→ Problem details: Set down all of the entries word for word, omitting the images they contain.

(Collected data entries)
□ □ □ □ □
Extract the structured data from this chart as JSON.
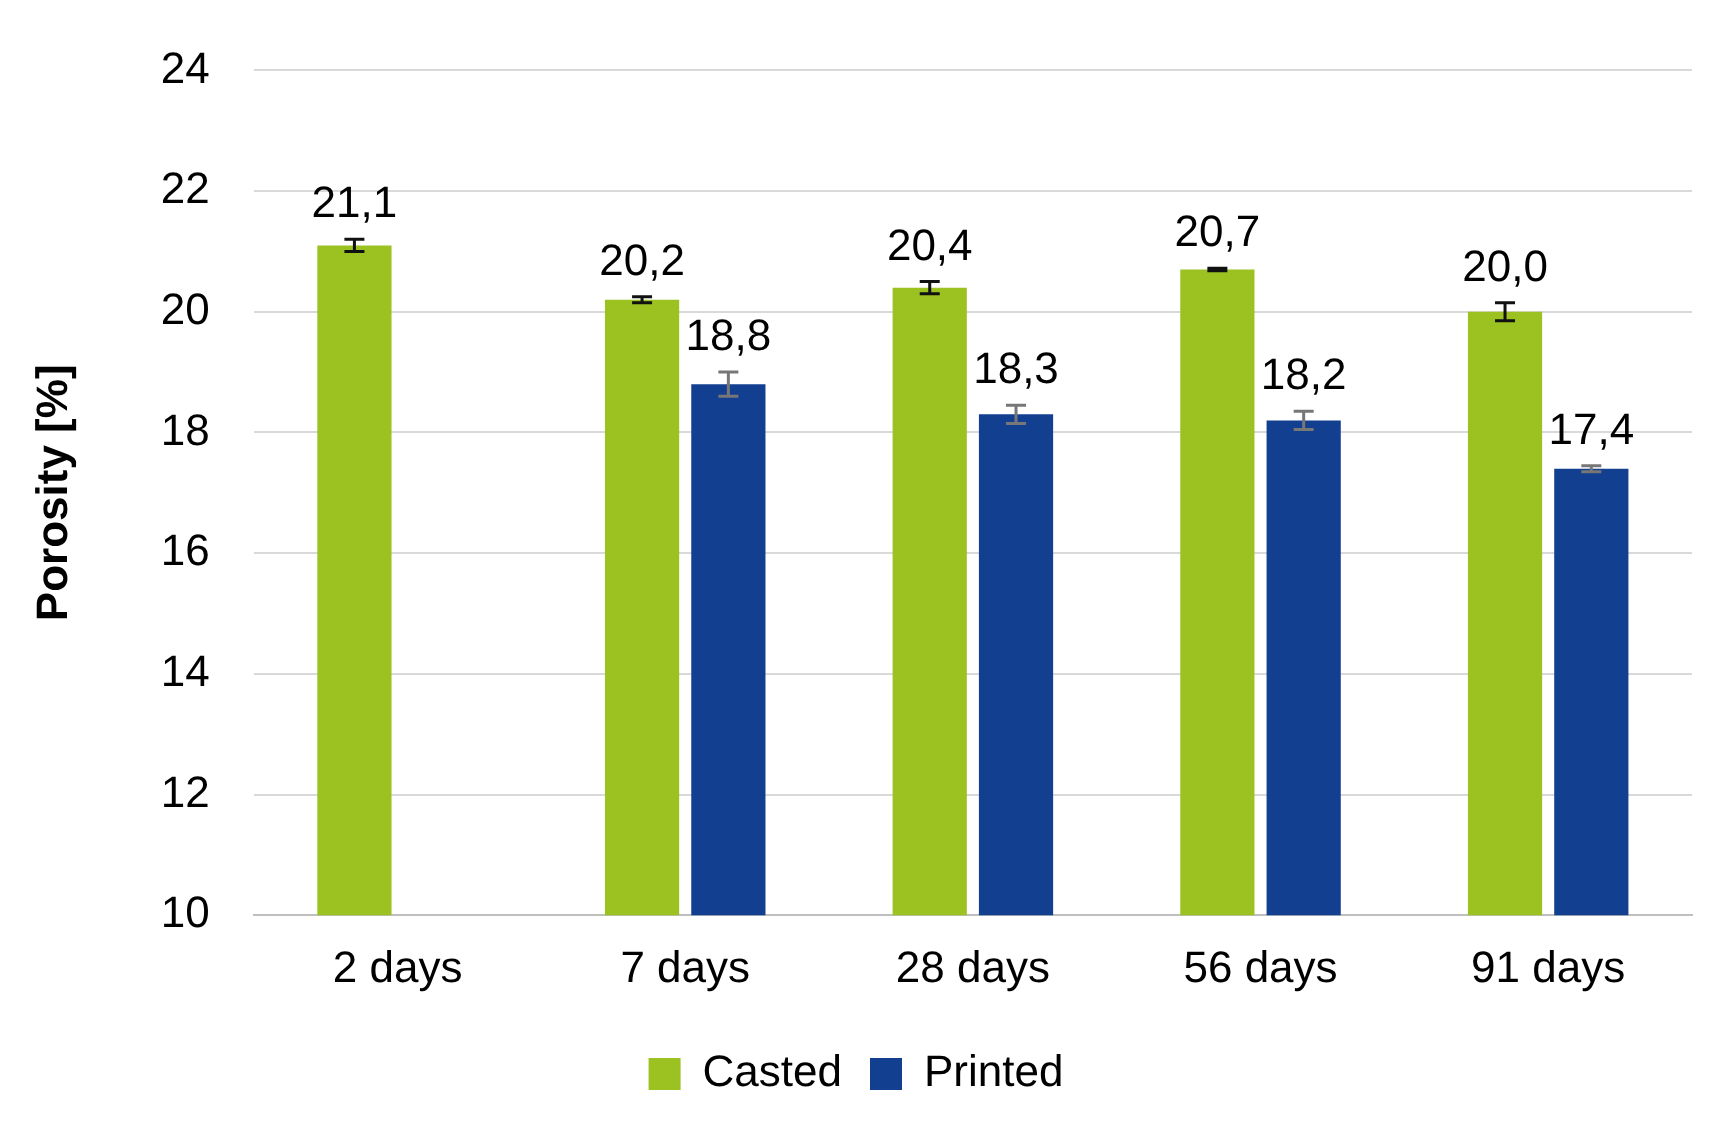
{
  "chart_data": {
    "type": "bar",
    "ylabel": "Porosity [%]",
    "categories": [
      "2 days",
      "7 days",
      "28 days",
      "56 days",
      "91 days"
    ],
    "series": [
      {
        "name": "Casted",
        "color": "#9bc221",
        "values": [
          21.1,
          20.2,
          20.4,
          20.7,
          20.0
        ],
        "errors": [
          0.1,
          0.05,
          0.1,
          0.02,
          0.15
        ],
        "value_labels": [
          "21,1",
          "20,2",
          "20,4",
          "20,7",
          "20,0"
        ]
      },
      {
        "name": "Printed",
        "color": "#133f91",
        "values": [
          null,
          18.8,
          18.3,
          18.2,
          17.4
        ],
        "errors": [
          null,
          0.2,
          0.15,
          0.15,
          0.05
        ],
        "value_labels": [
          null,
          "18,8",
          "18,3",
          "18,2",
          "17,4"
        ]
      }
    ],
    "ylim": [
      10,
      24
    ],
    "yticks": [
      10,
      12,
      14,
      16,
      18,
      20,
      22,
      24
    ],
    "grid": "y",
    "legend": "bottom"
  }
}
□ □ □ □ □
→ Worked solution:
Extract the structured data from this chart as JSON.
{
  "chart_data": {
    "type": "bar",
    "ylabel": "Porosity [%]",
    "categories": [
      "2 days",
      "7 days",
      "28 days",
      "56 days",
      "91 days"
    ],
    "series": [
      {
        "name": "Casted",
        "color": "#9bc221",
        "values": [
          21.1,
          20.2,
          20.4,
          20.7,
          20.0
        ],
        "errors": [
          0.1,
          0.05,
          0.1,
          0.02,
          0.15
        ],
        "value_labels": [
          "21,1",
          "20,2",
          "20,4",
          "20,7",
          "20,0"
        ]
      },
      {
        "name": "Printed",
        "color": "#133f91",
        "values": [
          null,
          18.8,
          18.3,
          18.2,
          17.4
        ],
        "errors": [
          null,
          0.2,
          0.15,
          0.15,
          0.05
        ],
        "value_labels": [
          null,
          "18,8",
          "18,3",
          "18,2",
          "17,4"
        ]
      }
    ],
    "ylim": [
      10,
      24
    ],
    "yticks": [
      10,
      12,
      14,
      16,
      18,
      20,
      22,
      24
    ],
    "grid": "y",
    "legend": "bottom"
  }
}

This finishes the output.